Given task →
Return the full material exactly.

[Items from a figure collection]
(begin)

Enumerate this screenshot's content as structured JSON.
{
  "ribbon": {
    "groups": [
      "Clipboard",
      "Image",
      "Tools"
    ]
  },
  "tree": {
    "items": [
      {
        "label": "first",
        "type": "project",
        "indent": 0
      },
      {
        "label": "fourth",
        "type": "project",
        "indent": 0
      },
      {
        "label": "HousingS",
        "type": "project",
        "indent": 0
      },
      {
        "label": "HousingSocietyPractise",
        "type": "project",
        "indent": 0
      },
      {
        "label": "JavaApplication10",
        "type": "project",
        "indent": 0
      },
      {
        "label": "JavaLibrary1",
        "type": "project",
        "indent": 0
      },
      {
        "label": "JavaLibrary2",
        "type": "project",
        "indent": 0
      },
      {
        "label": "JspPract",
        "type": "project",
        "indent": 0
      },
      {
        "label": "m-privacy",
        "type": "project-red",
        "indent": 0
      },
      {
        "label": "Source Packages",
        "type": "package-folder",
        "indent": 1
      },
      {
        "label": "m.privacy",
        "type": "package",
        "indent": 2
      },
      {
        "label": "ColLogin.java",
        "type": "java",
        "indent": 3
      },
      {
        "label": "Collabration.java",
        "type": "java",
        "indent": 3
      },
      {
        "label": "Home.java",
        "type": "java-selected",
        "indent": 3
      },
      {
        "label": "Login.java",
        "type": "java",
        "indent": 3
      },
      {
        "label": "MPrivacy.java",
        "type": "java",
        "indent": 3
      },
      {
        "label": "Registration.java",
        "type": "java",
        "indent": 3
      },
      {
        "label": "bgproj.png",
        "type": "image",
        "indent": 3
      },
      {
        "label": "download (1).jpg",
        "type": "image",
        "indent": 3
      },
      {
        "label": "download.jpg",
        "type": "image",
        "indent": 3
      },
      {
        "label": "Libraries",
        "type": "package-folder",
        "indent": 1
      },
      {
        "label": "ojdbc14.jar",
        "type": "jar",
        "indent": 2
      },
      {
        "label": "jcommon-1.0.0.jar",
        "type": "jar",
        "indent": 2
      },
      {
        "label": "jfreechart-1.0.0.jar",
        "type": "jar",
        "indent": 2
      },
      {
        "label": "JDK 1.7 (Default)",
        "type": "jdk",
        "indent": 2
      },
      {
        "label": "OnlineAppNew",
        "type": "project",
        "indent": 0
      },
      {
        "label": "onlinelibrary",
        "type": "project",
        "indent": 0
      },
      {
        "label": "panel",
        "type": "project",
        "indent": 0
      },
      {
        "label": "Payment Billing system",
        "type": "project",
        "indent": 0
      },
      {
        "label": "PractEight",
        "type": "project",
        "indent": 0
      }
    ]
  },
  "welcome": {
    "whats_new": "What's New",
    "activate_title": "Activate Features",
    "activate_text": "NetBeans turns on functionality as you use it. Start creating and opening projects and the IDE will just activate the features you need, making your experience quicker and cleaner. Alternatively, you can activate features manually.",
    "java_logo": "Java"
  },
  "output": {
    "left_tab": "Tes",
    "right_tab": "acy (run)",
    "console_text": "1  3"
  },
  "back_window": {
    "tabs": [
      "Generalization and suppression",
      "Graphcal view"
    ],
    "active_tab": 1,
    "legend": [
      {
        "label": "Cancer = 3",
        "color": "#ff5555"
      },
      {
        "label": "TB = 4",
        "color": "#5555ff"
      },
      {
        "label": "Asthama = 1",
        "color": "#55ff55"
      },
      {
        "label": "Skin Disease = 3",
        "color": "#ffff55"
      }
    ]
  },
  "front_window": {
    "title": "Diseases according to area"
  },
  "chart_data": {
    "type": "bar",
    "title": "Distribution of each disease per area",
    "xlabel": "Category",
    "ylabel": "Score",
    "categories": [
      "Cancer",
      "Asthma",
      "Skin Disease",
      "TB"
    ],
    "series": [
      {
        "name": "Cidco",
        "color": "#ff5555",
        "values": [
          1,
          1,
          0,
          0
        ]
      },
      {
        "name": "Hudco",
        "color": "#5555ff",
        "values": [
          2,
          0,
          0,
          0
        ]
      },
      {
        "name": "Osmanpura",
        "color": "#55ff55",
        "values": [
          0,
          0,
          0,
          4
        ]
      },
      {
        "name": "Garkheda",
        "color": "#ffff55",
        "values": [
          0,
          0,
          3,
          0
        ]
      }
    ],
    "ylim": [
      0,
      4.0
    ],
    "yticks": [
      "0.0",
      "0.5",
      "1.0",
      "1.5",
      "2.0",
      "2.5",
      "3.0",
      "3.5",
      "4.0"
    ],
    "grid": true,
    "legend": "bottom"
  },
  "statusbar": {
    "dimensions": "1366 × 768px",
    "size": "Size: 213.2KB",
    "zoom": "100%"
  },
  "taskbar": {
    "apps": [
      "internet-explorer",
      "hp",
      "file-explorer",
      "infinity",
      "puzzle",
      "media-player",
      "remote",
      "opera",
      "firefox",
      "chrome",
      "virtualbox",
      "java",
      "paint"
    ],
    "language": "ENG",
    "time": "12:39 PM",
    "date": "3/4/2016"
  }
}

(end)

Expected answer →
Enumerate this screenshot's content as structured JSON.
{
  "ribbon": {
    "groups": [
      "Clipboard",
      "Image",
      "Tools"
    ]
  },
  "tree": {
    "items": [
      {
        "label": "first",
        "type": "project",
        "indent": 0
      },
      {
        "label": "fourth",
        "type": "project",
        "indent": 0
      },
      {
        "label": "HousingS",
        "type": "project",
        "indent": 0
      },
      {
        "label": "HousingSocietyPractise",
        "type": "project",
        "indent": 0
      },
      {
        "label": "JavaApplication10",
        "type": "project",
        "indent": 0
      },
      {
        "label": "JavaLibrary1",
        "type": "project",
        "indent": 0
      },
      {
        "label": "JavaLibrary2",
        "type": "project",
        "indent": 0
      },
      {
        "label": "JspPract",
        "type": "project",
        "indent": 0
      },
      {
        "label": "m-privacy",
        "type": "project-red",
        "indent": 0
      },
      {
        "label": "Source Packages",
        "type": "package-folder",
        "indent": 1
      },
      {
        "label": "m.privacy",
        "type": "package",
        "indent": 2
      },
      {
        "label": "ColLogin.java",
        "type": "java",
        "indent": 3
      },
      {
        "label": "Collabration.java",
        "type": "java",
        "indent": 3
      },
      {
        "label": "Home.java",
        "type": "java-selected",
        "indent": 3
      },
      {
        "label": "Login.java",
        "type": "java",
        "indent": 3
      },
      {
        "label": "MPrivacy.java",
        "type": "java",
        "indent": 3
      },
      {
        "label": "Registration.java",
        "type": "java",
        "indent": 3
      },
      {
        "label": "bgproj.png",
        "type": "image",
        "indent": 3
      },
      {
        "label": "download (1).jpg",
        "type": "image",
        "indent": 3
      },
      {
        "label": "download.jpg",
        "type": "image",
        "indent": 3
      },
      {
        "label": "Libraries",
        "type": "package-folder",
        "indent": 1
      },
      {
        "label": "ojdbc14.jar",
        "type": "jar",
        "indent": 2
      },
      {
        "label": "jcommon-1.0.0.jar",
        "type": "jar",
        "indent": 2
      },
      {
        "label": "jfreechart-1.0.0.jar",
        "type": "jar",
        "indent": 2
      },
      {
        "label": "JDK 1.7 (Default)",
        "type": "jdk",
        "indent": 2
      },
      {
        "label": "OnlineAppNew",
        "type": "project",
        "indent": 0
      },
      {
        "label": "onlinelibrary",
        "type": "project",
        "indent": 0
      },
      {
        "label": "panel",
        "type": "project",
        "indent": 0
      },
      {
        "label": "Payment Billing system",
        "type": "project",
        "indent": 0
      },
      {
        "label": "PractEight",
        "type": "project",
        "indent": 0
      }
    ]
  },
  "welcome": {
    "whats_new": "What's New",
    "activate_title": "Activate Features",
    "activate_text": "NetBeans turns on functionality as you use it. Start creating and opening projects and the IDE will just activate the features you need, making your experience quicker and cleaner. Alternatively, you can activate features manually.",
    "java_logo": "Java"
  },
  "output": {
    "left_tab": "Tes",
    "right_tab": "acy (run)",
    "console_text": "1  3"
  },
  "back_window": {
    "tabs": [
      "Generalization and suppression",
      "Graphcal view"
    ],
    "active_tab": 1,
    "legend": [
      {
        "label": "Cancer = 3",
        "color": "#ff5555"
      },
      {
        "label": "TB = 4",
        "color": "#5555ff"
      },
      {
        "label": "Asthama = 1",
        "color": "#55ff55"
      },
      {
        "label": "Skin Disease = 3",
        "color": "#ffff55"
      }
    ]
  },
  "front_window": {
    "title": "Diseases according to area"
  },
  "chart_data": {
    "type": "bar",
    "title": "Distribution of each disease per area",
    "xlabel": "Category",
    "ylabel": "Score",
    "categories": [
      "Cancer",
      "Asthma",
      "Skin Disease",
      "TB"
    ],
    "series": [
      {
        "name": "Cidco",
        "color": "#ff5555",
        "values": [
          1,
          1,
          0,
          0
        ]
      },
      {
        "name": "Hudco",
        "color": "#5555ff",
        "values": [
          2,
          0,
          0,
          0
        ]
      },
      {
        "name": "Osmanpura",
        "color": "#55ff55",
        "values": [
          0,
          0,
          0,
          4
        ]
      },
      {
        "name": "Garkheda",
        "color": "#ffff55",
        "values": [
          0,
          0,
          3,
          0
        ]
      }
    ],
    "ylim": [
      0,
      4.0
    ],
    "yticks": [
      "0.0",
      "0.5",
      "1.0",
      "1.5",
      "2.0",
      "2.5",
      "3.0",
      "3.5",
      "4.0"
    ],
    "grid": true,
    "legend": "bottom"
  },
  "statusbar": {
    "dimensions": "1366 × 768px",
    "size": "Size: 213.2KB",
    "zoom": "100%"
  },
  "taskbar": {
    "apps": [
      "internet-explorer",
      "hp",
      "file-explorer",
      "infinity",
      "puzzle",
      "media-player",
      "remote",
      "opera",
      "firefox",
      "chrome",
      "virtualbox",
      "java",
      "paint"
    ],
    "language": "ENG",
    "time": "12:39 PM",
    "date": "3/4/2016"
  }
}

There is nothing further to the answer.